------ RECORDS FOR THE TASK

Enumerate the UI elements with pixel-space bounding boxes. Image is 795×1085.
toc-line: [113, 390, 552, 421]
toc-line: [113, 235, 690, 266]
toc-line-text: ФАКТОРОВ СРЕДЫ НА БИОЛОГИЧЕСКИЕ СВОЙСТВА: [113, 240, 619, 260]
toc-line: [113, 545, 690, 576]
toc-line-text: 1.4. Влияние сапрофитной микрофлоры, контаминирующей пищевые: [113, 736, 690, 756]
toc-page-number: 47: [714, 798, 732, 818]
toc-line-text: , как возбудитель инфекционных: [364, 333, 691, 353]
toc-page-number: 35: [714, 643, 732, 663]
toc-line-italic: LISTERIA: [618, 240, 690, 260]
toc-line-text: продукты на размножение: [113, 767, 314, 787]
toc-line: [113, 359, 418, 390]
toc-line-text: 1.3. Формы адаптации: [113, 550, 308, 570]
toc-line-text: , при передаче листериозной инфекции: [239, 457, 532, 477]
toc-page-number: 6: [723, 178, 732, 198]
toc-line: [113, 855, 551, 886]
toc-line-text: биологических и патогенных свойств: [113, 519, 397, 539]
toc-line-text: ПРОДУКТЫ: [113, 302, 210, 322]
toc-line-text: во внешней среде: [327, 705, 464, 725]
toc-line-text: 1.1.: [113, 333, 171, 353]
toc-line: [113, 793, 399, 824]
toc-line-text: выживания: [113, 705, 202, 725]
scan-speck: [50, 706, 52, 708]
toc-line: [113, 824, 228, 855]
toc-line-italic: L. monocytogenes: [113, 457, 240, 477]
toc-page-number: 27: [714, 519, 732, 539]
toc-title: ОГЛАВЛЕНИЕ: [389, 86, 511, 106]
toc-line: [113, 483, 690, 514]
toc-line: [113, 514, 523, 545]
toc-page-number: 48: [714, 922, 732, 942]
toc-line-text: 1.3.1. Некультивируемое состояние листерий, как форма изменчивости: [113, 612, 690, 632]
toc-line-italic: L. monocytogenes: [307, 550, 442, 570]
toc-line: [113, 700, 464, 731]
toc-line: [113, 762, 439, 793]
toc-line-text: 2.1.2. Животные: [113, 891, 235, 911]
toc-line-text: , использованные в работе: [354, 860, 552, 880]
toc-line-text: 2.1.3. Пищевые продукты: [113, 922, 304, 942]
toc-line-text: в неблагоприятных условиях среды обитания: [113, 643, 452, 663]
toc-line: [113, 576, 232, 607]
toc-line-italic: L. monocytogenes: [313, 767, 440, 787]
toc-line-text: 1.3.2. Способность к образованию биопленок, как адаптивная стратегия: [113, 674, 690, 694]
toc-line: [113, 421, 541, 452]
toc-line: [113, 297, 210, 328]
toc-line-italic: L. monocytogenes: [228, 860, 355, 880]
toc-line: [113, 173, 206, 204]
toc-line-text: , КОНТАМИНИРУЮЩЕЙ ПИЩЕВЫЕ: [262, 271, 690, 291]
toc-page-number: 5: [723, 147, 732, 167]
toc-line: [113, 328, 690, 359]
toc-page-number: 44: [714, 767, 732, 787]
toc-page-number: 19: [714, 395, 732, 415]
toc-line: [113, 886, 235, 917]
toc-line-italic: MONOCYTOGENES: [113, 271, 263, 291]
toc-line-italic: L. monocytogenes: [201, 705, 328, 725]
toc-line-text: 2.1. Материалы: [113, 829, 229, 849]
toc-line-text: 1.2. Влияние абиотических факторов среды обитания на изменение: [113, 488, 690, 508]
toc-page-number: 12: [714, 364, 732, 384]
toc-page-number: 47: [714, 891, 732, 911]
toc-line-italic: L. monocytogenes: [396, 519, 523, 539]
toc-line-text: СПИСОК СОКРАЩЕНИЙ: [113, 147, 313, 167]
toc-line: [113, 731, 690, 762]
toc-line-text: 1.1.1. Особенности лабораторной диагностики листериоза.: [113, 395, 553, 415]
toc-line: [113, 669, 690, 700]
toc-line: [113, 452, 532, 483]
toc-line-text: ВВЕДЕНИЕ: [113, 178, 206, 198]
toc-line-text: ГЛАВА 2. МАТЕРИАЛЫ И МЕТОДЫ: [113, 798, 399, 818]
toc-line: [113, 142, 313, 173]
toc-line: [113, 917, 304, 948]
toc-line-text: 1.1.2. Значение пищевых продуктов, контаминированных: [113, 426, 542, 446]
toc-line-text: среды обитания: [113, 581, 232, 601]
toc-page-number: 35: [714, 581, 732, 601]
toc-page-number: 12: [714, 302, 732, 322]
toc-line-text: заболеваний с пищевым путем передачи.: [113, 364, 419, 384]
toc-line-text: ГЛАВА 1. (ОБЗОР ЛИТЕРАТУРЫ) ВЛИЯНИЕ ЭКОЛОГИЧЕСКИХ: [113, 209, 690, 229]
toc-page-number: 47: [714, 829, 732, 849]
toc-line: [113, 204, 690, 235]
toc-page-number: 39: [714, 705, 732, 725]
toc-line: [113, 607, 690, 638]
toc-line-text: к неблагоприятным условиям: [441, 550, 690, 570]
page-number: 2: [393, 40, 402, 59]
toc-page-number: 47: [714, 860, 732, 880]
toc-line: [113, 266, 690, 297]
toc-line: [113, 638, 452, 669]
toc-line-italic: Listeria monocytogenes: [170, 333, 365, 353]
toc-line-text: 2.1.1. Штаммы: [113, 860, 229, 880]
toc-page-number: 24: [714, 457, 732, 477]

------------

» **TASK TO COMPLETE**:
Show every line from the entries above in which the word "italic" appears.

» **WRITTEN RESPONSE**:
toc-line-italic: LISTERIA: [618, 240, 690, 260]
toc-line-italic: L. monocytogenes: [113, 457, 240, 477]
toc-line-italic: L. monocytogenes: [307, 550, 442, 570]
toc-line-italic: L. monocytogenes: [313, 767, 440, 787]
toc-line-italic: L. monocytogenes: [228, 860, 355, 880]
toc-line-italic: MONOCYTOGENES: [113, 271, 263, 291]
toc-line-italic: L. monocytogenes: [201, 705, 328, 725]
toc-line-italic: L. monocytogenes: [396, 519, 523, 539]
toc-line-italic: Listeria monocytogenes: [170, 333, 365, 353]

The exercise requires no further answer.